STATED TASK.
Find the string "anything" in the entries and copy each line that has it.

Dataset entries.
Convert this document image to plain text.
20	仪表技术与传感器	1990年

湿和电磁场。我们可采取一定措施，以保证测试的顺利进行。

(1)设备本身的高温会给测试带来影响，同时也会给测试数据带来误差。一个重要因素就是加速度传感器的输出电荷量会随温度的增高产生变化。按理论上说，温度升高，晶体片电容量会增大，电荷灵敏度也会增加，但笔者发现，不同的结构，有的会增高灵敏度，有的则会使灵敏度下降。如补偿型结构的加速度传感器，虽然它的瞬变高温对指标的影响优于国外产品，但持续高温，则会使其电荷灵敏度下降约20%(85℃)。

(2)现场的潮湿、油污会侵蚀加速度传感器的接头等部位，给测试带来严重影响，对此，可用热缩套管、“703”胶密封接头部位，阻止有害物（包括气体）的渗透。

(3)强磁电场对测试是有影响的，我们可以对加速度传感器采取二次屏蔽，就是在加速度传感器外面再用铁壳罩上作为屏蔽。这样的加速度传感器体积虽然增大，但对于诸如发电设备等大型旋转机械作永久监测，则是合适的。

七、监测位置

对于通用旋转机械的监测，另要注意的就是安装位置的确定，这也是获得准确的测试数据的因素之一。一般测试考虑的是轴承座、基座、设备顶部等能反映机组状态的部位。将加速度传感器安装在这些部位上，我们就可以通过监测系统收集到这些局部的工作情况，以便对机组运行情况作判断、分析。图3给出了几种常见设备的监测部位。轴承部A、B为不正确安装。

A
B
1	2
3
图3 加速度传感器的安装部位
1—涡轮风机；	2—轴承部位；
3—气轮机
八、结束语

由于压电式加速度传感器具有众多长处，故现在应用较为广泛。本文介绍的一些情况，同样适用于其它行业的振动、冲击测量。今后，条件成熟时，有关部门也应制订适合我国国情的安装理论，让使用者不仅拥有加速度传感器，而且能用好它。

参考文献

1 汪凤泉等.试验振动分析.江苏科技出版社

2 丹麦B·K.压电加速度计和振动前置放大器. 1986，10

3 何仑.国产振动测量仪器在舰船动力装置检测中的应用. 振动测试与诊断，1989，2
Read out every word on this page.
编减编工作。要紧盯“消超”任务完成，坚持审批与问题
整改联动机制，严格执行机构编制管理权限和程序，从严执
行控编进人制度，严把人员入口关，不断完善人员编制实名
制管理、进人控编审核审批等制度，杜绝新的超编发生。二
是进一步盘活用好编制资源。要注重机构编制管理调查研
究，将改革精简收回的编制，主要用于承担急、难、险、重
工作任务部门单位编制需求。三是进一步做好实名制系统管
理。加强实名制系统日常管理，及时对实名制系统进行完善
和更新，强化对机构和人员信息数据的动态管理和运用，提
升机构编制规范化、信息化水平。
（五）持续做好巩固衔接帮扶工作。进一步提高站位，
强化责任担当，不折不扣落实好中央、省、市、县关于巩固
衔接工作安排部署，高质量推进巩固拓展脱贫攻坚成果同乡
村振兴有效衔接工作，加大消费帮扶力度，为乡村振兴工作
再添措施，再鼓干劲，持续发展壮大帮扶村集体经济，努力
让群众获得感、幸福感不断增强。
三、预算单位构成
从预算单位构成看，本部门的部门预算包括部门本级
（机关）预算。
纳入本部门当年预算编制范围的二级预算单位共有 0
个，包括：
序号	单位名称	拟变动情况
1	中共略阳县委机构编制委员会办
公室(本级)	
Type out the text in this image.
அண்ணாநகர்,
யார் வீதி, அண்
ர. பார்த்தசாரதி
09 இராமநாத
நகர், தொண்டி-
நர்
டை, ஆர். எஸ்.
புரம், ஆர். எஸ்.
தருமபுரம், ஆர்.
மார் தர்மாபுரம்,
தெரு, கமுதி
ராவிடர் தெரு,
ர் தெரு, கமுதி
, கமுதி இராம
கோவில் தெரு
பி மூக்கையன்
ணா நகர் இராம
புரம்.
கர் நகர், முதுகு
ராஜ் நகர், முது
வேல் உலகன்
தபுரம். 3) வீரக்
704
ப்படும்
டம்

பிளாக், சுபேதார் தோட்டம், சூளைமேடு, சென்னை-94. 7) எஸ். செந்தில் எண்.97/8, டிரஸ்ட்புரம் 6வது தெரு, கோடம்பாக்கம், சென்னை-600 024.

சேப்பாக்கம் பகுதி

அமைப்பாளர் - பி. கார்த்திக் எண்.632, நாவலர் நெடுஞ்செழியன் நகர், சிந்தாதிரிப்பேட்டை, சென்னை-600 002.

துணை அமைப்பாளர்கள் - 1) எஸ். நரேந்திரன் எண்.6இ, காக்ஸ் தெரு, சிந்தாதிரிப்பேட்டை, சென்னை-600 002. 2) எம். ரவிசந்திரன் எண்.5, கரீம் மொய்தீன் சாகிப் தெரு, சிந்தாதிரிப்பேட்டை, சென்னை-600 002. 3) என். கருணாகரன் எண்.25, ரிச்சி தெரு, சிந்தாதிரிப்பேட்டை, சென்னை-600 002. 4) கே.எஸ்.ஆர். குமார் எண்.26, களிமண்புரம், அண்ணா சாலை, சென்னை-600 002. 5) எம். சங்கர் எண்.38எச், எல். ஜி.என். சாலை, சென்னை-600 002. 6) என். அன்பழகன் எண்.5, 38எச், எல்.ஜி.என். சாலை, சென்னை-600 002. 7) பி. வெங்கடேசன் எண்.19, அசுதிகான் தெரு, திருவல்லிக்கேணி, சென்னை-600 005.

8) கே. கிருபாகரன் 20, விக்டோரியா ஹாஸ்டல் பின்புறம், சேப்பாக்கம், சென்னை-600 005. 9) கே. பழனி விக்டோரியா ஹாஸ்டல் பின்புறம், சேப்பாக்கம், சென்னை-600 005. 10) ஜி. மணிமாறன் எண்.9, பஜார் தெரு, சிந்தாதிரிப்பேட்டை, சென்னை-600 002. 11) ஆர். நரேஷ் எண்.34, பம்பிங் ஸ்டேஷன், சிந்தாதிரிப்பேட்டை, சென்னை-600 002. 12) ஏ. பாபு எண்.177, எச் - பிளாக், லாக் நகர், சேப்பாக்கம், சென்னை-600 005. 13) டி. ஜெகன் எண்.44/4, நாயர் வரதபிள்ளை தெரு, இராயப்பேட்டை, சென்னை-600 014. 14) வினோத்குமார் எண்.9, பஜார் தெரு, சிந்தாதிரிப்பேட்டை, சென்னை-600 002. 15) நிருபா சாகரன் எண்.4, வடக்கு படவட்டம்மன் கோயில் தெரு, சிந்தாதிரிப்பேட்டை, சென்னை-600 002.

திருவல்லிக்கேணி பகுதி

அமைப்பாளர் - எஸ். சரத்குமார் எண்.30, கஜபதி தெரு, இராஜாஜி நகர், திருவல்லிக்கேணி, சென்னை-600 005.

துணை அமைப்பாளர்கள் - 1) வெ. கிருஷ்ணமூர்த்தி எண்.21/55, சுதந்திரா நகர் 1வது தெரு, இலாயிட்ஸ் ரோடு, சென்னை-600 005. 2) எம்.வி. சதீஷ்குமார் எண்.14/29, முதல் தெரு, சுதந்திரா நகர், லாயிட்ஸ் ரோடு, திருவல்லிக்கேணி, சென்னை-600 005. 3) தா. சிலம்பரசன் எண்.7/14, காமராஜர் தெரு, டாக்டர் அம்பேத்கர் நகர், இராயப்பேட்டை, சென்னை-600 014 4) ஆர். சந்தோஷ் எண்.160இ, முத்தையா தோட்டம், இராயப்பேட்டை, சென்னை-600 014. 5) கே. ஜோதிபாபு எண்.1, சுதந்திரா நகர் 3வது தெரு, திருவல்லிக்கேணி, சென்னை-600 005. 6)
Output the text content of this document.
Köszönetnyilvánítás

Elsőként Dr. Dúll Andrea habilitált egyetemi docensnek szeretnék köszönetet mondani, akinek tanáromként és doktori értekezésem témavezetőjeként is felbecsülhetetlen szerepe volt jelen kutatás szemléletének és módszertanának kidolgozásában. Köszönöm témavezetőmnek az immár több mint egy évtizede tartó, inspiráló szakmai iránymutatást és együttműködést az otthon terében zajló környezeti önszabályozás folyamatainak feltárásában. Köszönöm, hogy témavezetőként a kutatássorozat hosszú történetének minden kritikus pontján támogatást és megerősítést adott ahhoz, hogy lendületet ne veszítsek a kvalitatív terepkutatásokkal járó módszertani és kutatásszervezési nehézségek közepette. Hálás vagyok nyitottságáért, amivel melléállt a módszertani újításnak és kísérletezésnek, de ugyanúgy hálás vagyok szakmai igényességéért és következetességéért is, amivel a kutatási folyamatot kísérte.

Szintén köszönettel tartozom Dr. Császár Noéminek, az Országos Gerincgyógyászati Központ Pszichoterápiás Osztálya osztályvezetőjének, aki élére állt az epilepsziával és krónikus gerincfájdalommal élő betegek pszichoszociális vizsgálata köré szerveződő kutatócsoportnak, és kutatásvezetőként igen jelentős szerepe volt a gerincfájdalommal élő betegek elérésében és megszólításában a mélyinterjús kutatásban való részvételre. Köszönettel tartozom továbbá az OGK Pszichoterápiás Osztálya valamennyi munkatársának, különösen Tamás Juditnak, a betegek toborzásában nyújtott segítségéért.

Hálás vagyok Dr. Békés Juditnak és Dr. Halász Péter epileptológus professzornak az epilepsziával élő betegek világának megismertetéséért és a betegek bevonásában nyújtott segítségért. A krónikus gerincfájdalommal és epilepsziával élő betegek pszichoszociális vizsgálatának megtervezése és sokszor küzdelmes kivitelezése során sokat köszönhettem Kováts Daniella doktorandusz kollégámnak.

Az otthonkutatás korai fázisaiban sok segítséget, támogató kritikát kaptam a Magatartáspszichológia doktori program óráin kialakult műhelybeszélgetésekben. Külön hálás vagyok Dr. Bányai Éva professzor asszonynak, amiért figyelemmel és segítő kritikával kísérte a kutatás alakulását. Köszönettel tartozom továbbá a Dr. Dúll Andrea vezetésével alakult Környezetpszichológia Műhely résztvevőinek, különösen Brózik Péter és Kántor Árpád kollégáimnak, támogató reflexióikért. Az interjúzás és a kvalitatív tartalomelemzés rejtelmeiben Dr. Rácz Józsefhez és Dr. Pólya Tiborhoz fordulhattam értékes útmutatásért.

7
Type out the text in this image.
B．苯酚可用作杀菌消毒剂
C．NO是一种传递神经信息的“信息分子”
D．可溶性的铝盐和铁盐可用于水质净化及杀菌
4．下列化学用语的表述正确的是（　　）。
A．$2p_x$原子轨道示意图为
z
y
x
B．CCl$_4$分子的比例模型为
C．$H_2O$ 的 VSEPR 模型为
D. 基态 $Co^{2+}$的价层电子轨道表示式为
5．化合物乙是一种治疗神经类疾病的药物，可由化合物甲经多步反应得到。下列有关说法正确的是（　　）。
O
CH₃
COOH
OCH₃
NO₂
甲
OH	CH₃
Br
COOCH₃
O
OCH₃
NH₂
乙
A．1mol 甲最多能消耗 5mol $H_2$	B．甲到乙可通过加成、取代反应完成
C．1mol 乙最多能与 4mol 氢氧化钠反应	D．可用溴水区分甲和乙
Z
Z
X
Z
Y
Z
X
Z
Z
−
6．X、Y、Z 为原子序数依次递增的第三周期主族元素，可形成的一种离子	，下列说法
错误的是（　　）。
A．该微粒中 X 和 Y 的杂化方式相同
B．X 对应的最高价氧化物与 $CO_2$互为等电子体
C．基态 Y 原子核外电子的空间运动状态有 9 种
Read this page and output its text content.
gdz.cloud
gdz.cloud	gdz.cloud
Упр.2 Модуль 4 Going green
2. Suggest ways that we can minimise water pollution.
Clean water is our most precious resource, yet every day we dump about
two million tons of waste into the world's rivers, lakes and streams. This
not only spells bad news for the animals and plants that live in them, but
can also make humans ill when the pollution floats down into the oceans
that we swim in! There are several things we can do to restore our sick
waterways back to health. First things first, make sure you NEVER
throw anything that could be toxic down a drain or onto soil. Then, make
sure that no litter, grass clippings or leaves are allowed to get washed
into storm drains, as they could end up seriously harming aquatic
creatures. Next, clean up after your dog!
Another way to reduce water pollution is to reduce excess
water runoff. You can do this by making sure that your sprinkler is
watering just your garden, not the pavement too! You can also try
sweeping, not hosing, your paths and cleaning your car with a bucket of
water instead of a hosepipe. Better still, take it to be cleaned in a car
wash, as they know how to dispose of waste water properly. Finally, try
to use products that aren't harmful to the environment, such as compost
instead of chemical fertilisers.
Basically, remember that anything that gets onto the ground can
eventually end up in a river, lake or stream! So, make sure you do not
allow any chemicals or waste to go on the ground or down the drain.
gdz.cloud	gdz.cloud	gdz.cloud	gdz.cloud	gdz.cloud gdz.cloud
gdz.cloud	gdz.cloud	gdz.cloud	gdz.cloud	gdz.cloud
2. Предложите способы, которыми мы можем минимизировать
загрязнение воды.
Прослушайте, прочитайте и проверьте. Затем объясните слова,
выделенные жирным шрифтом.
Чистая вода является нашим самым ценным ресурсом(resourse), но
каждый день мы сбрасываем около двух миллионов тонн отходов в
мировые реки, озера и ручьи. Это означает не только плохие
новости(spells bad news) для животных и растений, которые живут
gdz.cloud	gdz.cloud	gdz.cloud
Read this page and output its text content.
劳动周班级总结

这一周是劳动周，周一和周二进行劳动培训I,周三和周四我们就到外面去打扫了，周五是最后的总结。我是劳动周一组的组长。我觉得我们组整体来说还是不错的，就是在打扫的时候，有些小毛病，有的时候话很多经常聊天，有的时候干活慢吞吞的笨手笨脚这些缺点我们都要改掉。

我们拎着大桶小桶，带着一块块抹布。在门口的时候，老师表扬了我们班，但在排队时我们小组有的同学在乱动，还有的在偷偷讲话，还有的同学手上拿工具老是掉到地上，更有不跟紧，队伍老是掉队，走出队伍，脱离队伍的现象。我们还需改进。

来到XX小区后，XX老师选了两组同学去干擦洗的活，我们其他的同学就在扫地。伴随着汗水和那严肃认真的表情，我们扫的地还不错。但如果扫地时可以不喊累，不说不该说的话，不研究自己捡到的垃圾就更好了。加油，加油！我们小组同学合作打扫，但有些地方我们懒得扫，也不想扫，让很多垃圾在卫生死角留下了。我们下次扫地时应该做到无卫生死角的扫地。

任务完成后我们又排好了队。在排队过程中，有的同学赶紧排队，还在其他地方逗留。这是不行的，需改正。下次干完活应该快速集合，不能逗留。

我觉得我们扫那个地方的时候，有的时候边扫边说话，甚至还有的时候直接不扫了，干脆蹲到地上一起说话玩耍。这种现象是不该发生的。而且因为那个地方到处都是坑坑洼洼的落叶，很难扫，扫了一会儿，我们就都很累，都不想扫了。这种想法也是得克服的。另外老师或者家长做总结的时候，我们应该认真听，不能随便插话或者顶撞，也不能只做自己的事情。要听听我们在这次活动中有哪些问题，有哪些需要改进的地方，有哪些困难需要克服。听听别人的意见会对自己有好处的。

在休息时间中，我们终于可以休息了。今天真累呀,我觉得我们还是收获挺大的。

ANSWER FOR THIS EXERCISE.
throw anything that could be toxic down a drain or onto soil. Then, make
Basically, remember that anything that gets onto the ground can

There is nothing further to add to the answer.